What is being asked
Every line that contains the word "Precision" should be copied out.

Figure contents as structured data

* Begin *

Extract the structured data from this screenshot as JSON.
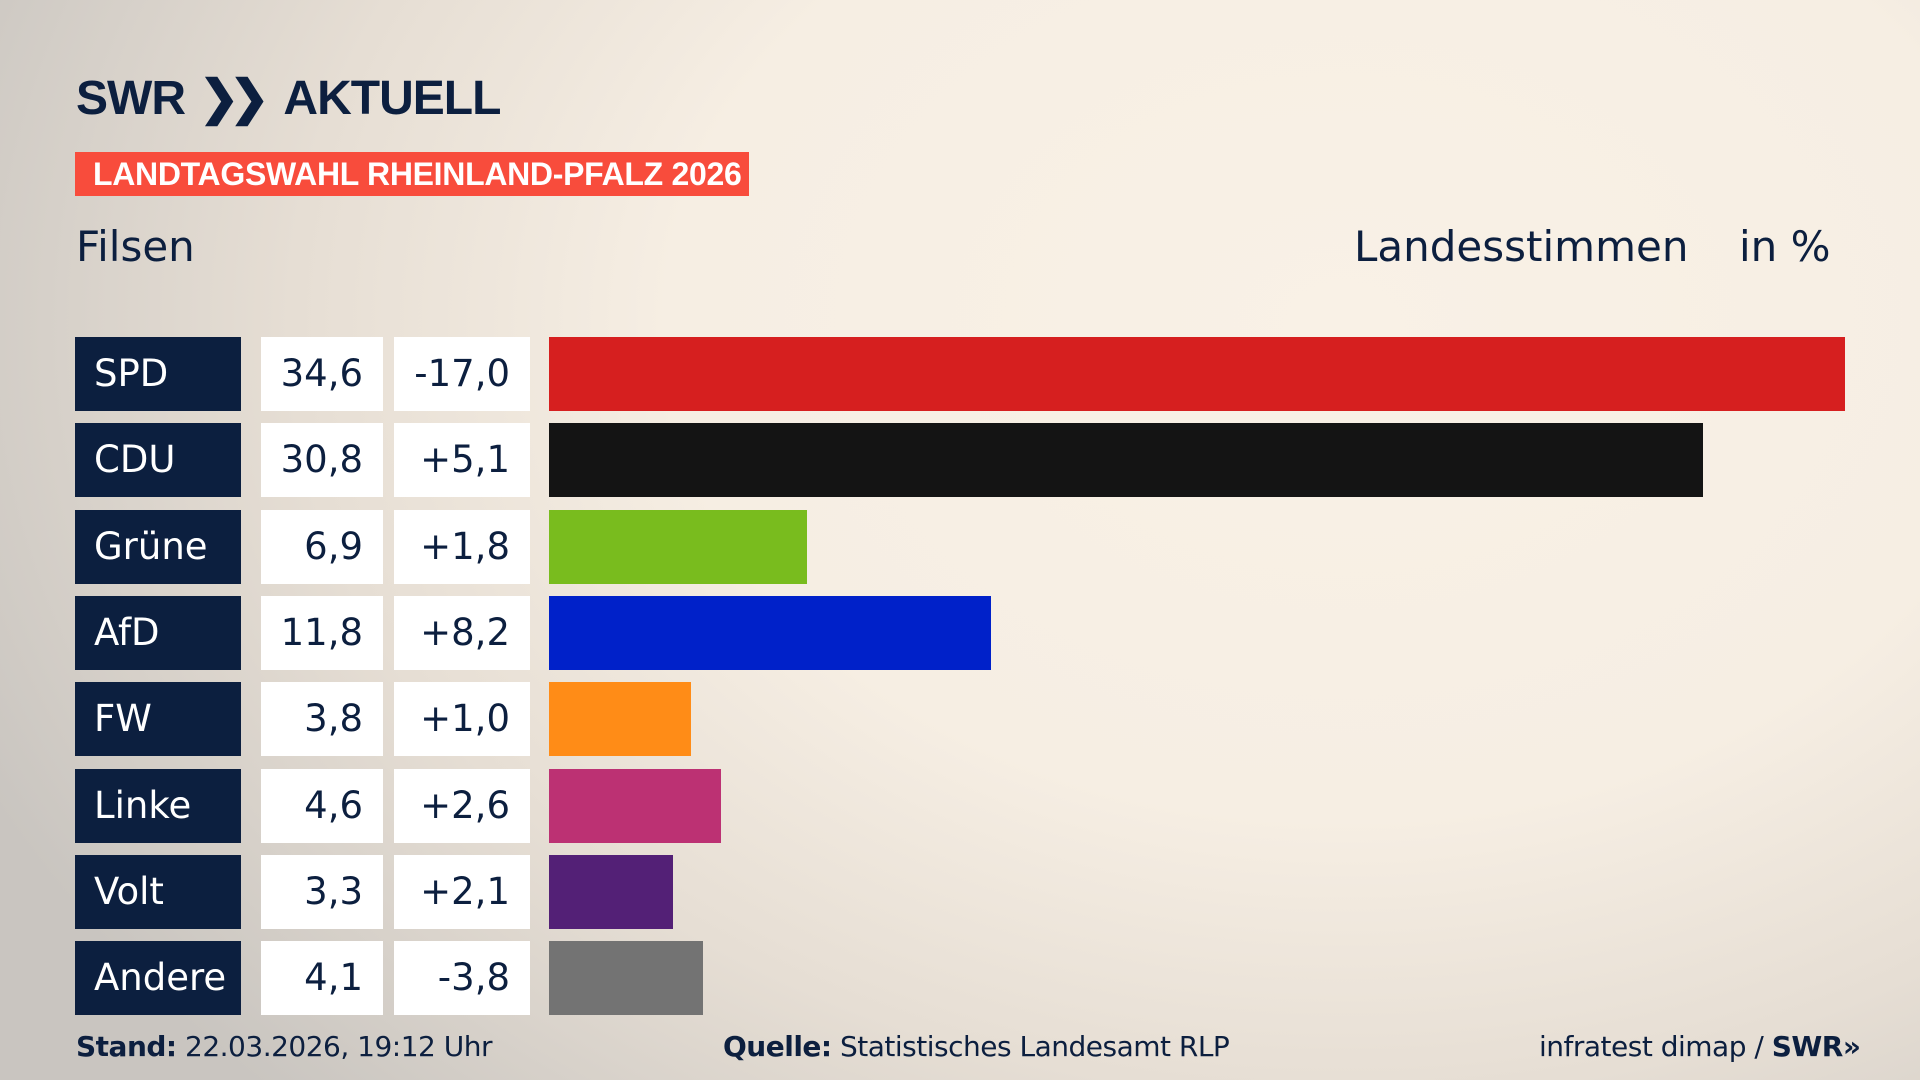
{
  "brand": {
    "logo": "SWR",
    "logo_chevrons": "»",
    "program": "AKTUELL"
  },
  "banner": "LANDTAGSWAHL RHEINLAND-PFALZ 2026",
  "place": "Filsen",
  "header": {
    "measure": "Landesstimmen",
    "unit": "in %"
  },
  "chart_data": {
    "type": "bar",
    "orientation": "horizontal",
    "categories": [
      "SPD",
      "CDU",
      "Grüne",
      "AfD",
      "FW",
      "Linke",
      "Volt",
      "Andere"
    ],
    "values": [
      34.6,
      30.8,
      6.9,
      11.8,
      3.8,
      4.6,
      3.3,
      4.1
    ],
    "value_labels": [
      "34,6",
      "30,8",
      "6,9",
      "11,8",
      "3,8",
      "4,6",
      "3,3",
      "4,1"
    ],
    "diff_labels": [
      "-17,0",
      "+5,1",
      "+1,8",
      "+8,2",
      "+1,0",
      "+2,6",
      "+2,1",
      "-3,8"
    ],
    "colors": [
      "#d61f1f",
      "#141414",
      "#79bc1e",
      "#0021c9",
      "#ff8c17",
      "#bc3173",
      "#532076",
      "#737373"
    ],
    "xlim": [
      0,
      34.6
    ],
    "grid": false
  },
  "footer": {
    "stand_label": "Stand:",
    "stand_value": "22.03.2026, 19:12 Uhr",
    "source_label": "Quelle:",
    "source_value": "Statistisches Landesamt RLP",
    "credit": "infratest dimap /",
    "credit_logo": "SWR»"
  }
}
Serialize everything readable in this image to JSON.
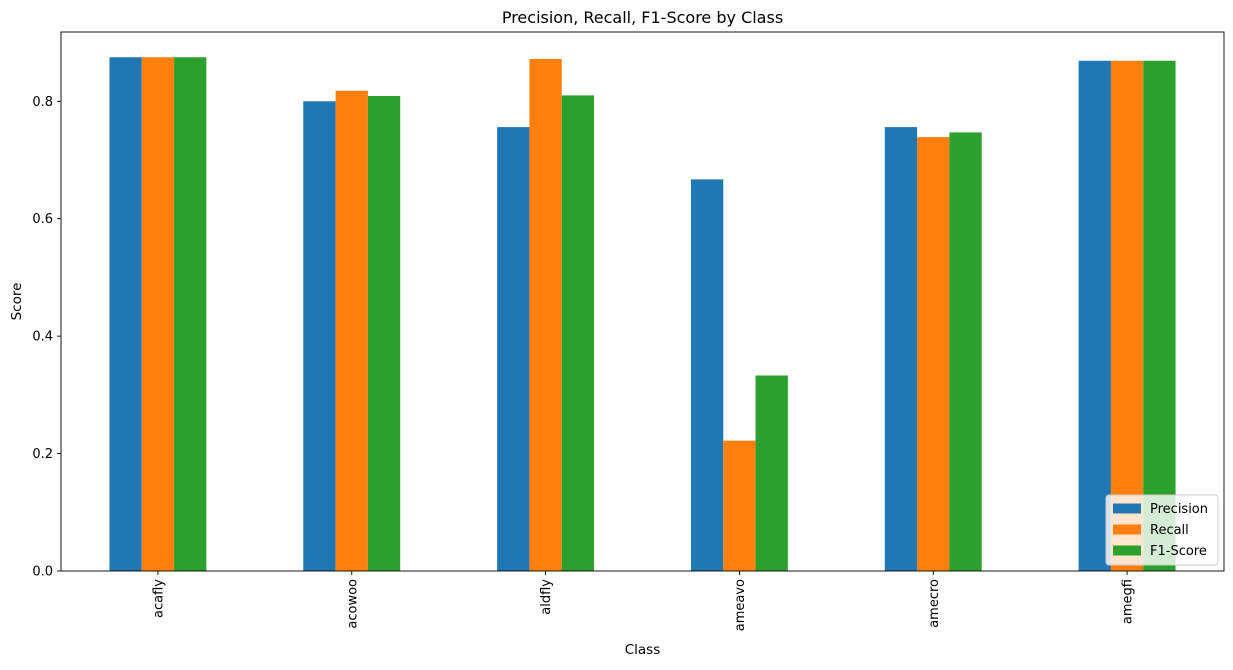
{
  "chart_data": {
    "type": "bar",
    "title": "Precision, Recall, F1-Score by Class",
    "xlabel": "Class",
    "ylabel": "Score",
    "categories": [
      "acafly",
      "acowoo",
      "aldfly",
      "ameavo",
      "amecro",
      "amegfi"
    ],
    "series": [
      {
        "name": "Precision",
        "color": "#1f77b4",
        "values": [
          0.875,
          0.8,
          0.756,
          0.667,
          0.756,
          0.869
        ]
      },
      {
        "name": "Recall",
        "color": "#ff7f0e",
        "values": [
          0.875,
          0.818,
          0.872,
          0.222,
          0.739,
          0.869
        ]
      },
      {
        "name": "F1-Score",
        "color": "#2ca02c",
        "values": [
          0.875,
          0.809,
          0.81,
          0.333,
          0.747,
          0.869
        ]
      }
    ],
    "ylim": [
      0,
      0.918
    ],
    "yticks": [
      0.0,
      0.2,
      0.4,
      0.6,
      0.8
    ],
    "ytick_labels": [
      "0.0",
      "0.2",
      "0.4",
      "0.6",
      "0.8"
    ],
    "grid": false,
    "legend_position": "lower right"
  }
}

* End *

Solution for this exercise
    "title": "Precision, Recall, F1-Score by Class",
        "name": "Precision",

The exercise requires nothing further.